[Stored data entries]

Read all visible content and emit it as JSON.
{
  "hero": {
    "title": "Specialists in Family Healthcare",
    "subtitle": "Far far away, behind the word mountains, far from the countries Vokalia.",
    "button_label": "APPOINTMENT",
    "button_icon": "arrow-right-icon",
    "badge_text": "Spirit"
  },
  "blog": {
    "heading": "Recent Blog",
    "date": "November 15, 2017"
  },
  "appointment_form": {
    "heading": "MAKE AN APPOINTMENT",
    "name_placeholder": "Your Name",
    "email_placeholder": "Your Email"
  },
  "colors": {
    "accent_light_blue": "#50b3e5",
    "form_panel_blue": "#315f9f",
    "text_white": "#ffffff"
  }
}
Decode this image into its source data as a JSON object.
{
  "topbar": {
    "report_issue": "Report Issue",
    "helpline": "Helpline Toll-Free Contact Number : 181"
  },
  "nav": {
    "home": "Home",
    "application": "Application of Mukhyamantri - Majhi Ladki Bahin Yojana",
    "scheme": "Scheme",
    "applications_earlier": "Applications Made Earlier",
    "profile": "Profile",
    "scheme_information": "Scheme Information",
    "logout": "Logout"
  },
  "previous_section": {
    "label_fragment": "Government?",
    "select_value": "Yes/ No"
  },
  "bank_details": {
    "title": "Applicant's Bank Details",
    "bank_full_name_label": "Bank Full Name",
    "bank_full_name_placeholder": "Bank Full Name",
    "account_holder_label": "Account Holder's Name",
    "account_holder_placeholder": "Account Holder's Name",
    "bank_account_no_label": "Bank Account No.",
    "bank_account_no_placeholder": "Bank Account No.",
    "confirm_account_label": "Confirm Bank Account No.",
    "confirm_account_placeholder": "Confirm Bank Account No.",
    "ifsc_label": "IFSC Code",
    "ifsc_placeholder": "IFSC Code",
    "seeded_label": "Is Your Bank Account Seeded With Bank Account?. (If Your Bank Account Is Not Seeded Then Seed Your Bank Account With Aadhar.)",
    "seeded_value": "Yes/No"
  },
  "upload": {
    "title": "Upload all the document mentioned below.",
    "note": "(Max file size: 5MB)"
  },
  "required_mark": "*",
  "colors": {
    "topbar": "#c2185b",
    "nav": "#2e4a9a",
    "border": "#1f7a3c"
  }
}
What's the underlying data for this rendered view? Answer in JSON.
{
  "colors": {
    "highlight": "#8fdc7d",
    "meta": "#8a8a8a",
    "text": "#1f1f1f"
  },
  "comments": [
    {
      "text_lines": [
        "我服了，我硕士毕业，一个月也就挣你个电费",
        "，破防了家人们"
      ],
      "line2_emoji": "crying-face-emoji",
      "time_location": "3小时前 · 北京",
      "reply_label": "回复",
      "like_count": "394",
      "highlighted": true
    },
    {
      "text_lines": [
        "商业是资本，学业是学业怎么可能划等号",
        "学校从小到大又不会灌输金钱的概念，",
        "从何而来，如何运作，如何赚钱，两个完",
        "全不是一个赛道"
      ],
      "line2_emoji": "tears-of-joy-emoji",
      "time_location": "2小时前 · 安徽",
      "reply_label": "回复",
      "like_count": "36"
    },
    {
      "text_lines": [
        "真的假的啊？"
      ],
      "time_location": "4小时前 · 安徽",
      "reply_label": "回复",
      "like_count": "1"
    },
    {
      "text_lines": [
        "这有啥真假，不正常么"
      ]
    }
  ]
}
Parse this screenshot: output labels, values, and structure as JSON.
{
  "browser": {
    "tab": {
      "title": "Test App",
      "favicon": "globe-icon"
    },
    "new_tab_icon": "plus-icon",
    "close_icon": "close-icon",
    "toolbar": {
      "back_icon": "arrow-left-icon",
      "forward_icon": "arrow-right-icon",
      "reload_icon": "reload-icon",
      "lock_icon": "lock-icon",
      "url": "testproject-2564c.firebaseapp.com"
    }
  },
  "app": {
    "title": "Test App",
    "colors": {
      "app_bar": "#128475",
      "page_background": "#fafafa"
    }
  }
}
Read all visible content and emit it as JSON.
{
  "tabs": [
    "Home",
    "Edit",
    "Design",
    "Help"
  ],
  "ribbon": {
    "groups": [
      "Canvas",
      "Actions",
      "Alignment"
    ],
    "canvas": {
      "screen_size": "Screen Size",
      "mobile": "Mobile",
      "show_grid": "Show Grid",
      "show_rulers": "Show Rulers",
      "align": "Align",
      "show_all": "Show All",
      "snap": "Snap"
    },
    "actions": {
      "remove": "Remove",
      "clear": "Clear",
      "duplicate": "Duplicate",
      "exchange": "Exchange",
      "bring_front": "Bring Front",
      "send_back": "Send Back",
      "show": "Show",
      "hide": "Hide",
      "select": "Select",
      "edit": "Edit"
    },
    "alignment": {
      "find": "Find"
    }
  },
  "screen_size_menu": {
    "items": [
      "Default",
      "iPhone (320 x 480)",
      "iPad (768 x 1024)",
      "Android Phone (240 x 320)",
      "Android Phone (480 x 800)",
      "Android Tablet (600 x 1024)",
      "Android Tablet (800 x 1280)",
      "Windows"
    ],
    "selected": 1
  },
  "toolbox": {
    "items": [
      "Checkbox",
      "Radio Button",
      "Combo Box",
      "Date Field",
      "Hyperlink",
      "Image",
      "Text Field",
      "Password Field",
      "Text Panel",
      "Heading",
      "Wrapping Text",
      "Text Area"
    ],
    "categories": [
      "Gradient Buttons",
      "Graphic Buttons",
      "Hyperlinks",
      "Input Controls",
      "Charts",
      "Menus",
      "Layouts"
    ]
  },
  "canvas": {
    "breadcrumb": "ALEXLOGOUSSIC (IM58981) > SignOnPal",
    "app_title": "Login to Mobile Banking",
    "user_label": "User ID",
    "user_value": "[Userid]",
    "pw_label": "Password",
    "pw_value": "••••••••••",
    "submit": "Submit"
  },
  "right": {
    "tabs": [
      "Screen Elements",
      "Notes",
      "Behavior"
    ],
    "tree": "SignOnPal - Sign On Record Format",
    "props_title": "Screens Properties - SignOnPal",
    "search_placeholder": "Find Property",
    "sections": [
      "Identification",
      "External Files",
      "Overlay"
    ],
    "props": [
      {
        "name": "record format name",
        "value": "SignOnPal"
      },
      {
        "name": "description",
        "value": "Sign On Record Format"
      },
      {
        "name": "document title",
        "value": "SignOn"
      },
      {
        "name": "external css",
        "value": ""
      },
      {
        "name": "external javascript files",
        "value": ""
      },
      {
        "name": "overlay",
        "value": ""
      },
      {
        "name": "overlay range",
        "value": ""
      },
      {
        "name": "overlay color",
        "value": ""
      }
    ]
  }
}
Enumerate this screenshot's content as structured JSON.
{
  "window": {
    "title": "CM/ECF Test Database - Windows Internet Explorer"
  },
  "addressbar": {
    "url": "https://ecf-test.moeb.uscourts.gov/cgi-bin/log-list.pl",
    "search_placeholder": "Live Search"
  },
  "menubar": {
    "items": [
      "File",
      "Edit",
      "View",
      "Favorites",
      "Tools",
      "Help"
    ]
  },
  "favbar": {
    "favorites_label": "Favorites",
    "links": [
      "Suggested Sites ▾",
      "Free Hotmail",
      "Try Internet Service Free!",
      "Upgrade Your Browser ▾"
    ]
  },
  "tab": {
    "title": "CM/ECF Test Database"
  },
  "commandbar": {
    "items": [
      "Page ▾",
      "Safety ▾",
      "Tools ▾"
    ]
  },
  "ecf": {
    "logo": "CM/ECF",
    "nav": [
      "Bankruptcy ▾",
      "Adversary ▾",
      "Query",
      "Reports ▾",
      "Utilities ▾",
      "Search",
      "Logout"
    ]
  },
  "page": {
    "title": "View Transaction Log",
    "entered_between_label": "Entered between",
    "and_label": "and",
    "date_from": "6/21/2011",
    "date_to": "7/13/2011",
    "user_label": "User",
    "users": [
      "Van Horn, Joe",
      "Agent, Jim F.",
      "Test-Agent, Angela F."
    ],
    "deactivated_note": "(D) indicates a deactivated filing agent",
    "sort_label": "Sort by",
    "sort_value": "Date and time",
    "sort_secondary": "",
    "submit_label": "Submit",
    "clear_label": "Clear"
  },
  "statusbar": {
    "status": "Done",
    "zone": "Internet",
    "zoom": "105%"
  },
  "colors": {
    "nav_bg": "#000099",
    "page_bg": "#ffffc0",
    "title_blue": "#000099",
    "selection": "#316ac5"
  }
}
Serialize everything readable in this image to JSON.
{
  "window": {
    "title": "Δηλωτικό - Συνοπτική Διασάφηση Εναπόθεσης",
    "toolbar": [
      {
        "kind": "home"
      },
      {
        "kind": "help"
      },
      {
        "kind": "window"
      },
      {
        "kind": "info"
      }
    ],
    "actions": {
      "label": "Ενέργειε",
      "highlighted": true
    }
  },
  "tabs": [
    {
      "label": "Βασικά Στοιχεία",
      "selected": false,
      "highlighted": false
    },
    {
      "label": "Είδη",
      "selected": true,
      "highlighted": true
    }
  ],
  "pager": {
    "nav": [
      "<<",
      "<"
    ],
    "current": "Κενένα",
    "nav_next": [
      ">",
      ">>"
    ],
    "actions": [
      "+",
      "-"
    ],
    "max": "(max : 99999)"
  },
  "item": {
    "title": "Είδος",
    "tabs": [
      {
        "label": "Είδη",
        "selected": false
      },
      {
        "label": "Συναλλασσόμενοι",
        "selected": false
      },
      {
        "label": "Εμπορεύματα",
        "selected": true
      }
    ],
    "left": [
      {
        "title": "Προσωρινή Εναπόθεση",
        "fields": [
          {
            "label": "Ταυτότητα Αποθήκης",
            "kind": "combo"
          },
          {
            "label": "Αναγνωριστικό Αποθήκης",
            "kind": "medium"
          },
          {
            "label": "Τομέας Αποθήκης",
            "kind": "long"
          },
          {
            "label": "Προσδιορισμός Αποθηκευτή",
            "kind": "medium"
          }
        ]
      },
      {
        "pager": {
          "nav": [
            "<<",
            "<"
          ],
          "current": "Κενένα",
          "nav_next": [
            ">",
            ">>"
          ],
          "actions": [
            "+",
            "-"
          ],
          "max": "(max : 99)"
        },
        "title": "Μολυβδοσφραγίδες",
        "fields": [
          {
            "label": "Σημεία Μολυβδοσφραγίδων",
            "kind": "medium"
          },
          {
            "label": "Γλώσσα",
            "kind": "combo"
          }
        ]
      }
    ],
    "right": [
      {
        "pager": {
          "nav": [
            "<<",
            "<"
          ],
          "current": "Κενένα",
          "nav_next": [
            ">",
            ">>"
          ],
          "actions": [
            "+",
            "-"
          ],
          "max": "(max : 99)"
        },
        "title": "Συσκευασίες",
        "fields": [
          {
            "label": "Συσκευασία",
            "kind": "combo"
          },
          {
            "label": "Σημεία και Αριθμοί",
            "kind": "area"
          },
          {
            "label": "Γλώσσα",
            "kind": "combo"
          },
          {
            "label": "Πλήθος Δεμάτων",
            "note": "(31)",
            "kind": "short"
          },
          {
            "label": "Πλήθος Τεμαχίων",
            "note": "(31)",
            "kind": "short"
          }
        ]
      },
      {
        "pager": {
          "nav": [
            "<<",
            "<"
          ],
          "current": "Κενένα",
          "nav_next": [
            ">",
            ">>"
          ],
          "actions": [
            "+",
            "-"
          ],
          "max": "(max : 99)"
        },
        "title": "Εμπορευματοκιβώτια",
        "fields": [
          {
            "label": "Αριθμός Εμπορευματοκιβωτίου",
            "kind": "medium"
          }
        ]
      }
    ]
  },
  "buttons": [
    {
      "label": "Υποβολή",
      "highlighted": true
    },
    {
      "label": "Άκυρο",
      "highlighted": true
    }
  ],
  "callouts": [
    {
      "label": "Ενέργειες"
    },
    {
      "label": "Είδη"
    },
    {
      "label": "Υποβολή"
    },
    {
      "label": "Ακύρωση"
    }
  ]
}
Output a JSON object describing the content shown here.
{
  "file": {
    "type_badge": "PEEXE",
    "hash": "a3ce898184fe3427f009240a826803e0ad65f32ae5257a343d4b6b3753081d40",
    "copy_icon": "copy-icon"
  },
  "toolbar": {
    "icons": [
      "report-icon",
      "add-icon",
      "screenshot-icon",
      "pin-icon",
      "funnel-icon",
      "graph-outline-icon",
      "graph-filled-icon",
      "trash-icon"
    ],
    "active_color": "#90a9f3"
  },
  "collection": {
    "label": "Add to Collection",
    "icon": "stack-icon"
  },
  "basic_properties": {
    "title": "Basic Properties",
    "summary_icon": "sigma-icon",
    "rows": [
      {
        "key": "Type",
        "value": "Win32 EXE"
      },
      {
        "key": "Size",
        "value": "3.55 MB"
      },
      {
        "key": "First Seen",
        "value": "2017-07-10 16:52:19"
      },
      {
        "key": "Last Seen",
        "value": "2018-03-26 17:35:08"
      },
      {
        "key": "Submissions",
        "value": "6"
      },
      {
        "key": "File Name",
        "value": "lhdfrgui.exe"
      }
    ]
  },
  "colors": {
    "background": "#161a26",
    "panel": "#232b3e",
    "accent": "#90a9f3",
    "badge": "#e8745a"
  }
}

What the task requires: Select all lines in the listing above where the word "Find" appears, and show them.

Full answer:
      "find": "Find"
    "search_placeholder": "Find Property",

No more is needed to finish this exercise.